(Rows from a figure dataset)
— Start —

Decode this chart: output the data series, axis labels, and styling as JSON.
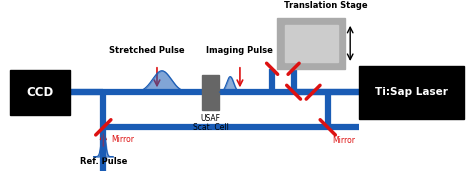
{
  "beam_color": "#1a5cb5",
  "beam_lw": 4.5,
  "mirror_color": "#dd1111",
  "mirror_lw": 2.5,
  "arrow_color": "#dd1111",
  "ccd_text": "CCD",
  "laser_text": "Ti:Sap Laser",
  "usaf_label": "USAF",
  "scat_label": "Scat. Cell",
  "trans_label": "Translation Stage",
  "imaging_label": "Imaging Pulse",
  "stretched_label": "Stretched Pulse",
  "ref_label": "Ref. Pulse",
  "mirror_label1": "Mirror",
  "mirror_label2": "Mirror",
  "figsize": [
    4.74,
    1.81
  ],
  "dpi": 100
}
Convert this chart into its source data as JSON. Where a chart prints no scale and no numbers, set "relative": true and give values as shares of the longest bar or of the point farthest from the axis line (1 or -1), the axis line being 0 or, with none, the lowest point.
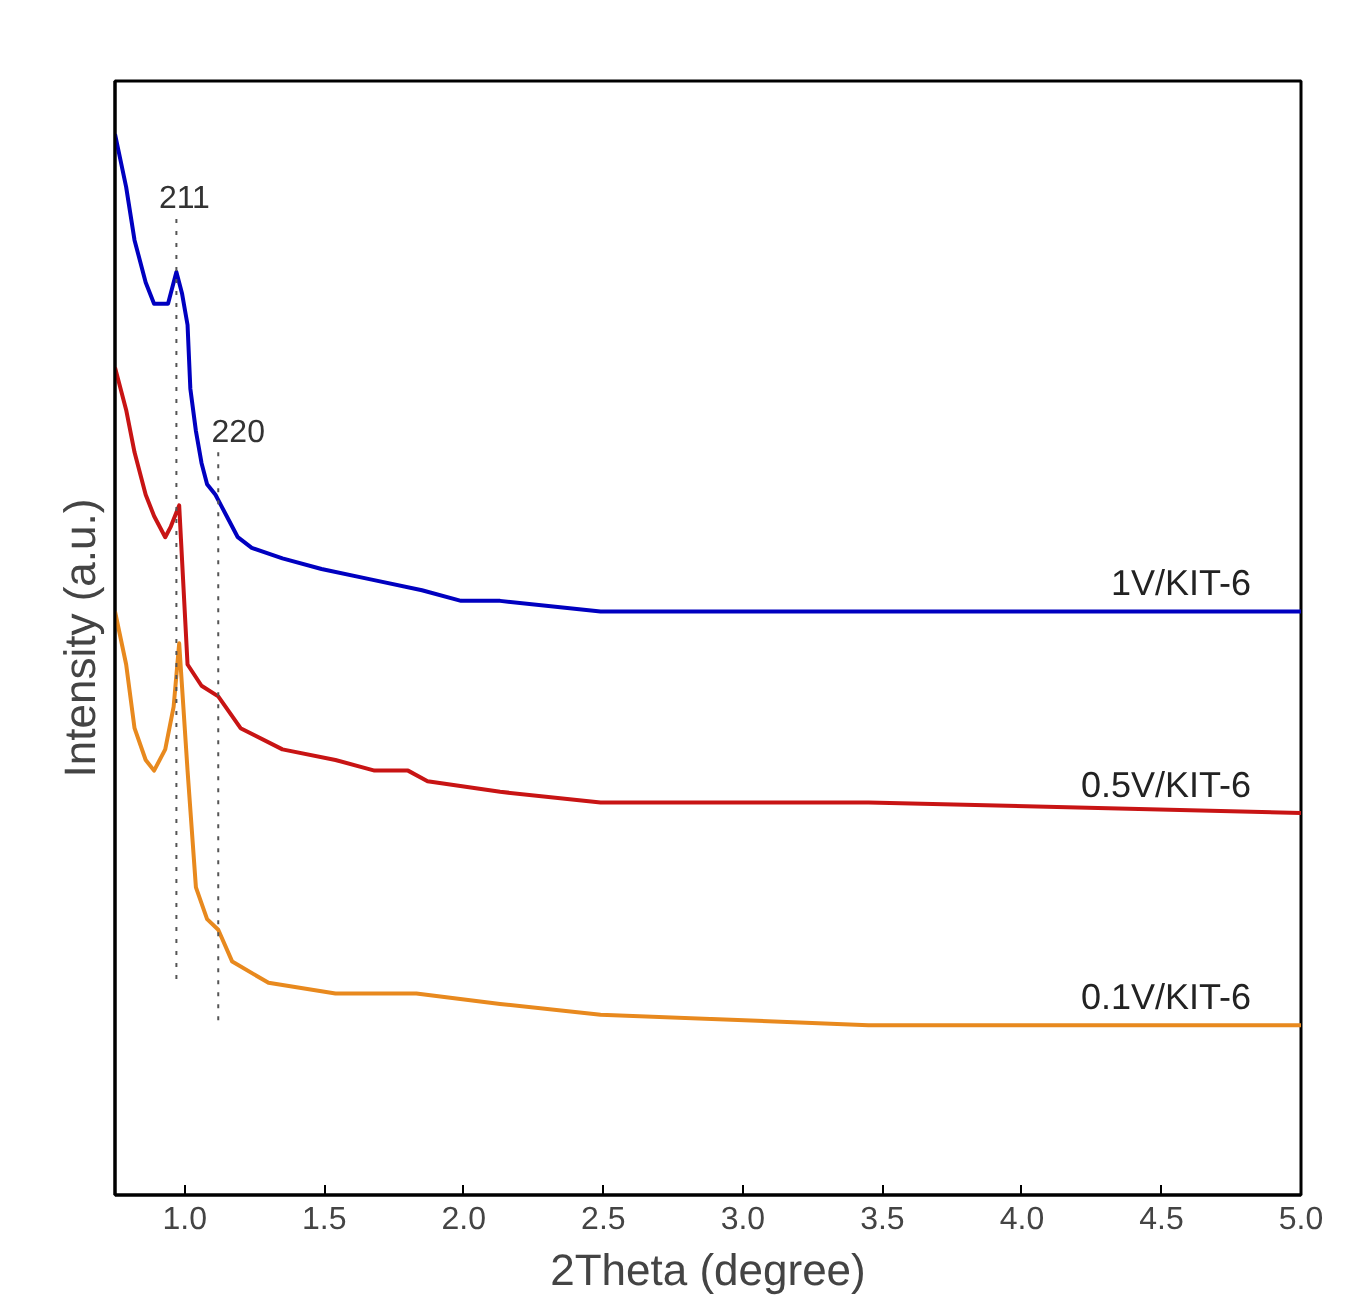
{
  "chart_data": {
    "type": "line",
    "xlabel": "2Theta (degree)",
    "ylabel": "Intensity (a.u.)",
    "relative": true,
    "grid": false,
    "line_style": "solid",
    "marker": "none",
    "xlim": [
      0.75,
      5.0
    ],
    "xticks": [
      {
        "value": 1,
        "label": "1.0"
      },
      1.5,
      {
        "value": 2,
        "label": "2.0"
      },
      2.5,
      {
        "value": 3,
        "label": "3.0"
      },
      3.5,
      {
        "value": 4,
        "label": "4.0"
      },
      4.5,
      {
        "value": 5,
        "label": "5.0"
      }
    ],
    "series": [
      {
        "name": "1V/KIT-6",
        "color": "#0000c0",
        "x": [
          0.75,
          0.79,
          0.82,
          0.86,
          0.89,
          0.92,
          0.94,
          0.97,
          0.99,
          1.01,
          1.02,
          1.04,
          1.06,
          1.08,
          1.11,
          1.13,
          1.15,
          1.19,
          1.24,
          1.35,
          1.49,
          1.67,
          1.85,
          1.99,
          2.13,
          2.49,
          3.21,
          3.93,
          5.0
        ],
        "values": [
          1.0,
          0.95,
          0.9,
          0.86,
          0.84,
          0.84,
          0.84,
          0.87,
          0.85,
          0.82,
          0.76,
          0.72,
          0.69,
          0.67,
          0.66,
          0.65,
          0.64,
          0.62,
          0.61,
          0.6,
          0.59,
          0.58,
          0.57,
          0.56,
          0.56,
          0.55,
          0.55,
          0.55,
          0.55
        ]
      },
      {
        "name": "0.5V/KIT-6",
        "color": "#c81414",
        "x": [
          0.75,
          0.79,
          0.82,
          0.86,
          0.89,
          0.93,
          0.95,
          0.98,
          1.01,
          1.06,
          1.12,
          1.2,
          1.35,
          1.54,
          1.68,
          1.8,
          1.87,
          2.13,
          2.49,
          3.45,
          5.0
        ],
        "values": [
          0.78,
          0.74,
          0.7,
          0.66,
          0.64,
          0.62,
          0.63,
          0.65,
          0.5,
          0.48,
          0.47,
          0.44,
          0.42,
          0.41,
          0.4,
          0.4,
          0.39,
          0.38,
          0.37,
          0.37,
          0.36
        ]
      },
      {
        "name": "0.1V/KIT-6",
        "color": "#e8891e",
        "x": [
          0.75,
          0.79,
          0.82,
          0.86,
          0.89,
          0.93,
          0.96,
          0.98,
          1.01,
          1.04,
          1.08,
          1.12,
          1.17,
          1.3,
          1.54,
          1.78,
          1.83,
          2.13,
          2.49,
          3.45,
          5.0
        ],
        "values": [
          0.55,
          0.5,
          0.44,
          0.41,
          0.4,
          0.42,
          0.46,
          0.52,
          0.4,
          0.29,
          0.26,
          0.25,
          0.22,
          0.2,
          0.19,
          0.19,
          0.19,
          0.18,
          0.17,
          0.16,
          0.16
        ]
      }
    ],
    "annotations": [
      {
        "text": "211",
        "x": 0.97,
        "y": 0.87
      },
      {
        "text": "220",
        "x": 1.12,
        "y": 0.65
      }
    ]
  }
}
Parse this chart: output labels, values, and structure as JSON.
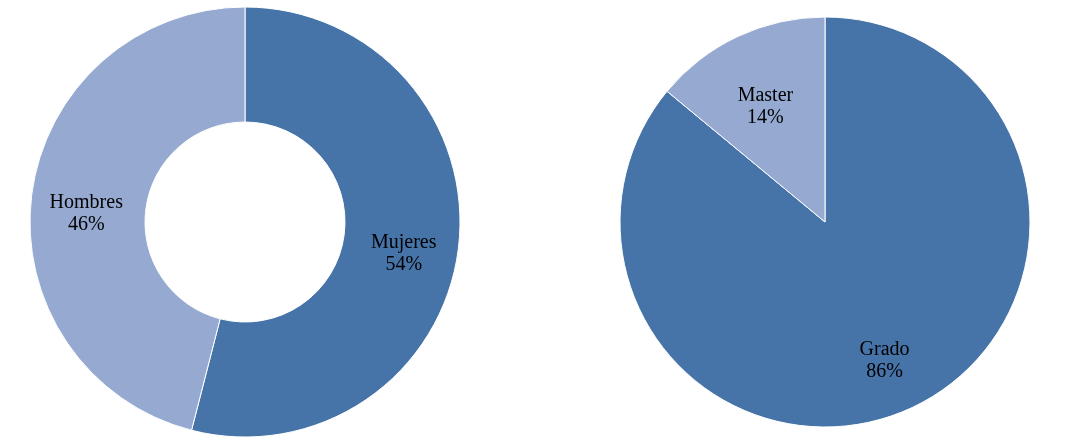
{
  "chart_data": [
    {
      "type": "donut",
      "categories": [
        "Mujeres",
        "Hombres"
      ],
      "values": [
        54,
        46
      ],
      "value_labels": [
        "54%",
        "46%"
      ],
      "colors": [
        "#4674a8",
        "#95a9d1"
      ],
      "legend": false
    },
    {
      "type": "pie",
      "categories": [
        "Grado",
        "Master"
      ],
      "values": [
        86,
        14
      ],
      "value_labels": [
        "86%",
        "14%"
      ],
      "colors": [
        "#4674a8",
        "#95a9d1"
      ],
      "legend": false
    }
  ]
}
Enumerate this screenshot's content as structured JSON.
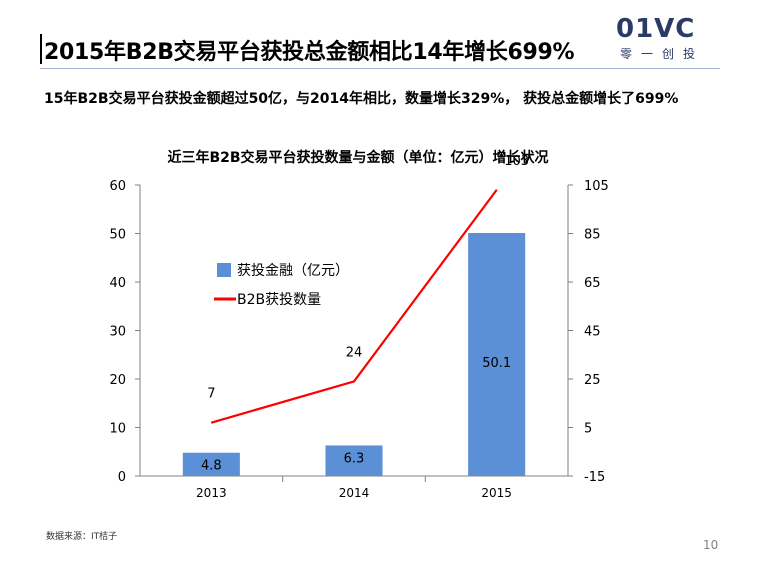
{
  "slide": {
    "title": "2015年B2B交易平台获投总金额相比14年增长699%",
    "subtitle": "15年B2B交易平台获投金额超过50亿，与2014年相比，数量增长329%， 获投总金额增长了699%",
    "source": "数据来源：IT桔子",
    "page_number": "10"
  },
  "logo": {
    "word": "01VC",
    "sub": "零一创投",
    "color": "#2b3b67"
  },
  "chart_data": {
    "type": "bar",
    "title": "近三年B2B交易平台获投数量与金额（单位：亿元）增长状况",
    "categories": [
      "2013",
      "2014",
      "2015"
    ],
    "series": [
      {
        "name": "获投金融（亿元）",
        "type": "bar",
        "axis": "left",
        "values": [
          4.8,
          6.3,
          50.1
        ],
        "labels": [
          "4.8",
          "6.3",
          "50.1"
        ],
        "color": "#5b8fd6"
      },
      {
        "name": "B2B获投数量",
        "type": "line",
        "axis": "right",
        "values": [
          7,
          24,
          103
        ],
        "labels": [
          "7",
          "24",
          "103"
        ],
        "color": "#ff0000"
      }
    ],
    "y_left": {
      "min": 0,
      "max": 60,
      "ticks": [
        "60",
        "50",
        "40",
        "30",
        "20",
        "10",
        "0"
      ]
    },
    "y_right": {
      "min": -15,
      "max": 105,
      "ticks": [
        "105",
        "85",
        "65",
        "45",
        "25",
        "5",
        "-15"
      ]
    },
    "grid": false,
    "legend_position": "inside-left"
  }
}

— End —

Directions: Look through the listing above. Pick out each line with "none" and copy it.

Worked answer:
Convert this chart into its source data as JSON. Where a chart prints no scale and no numbers, set "relative": true and give values as shares of the longest bar or of the point farthest from the axis line (1 or -1), the axis line being 0 or, with none, the lowest point.
    "marker": "none",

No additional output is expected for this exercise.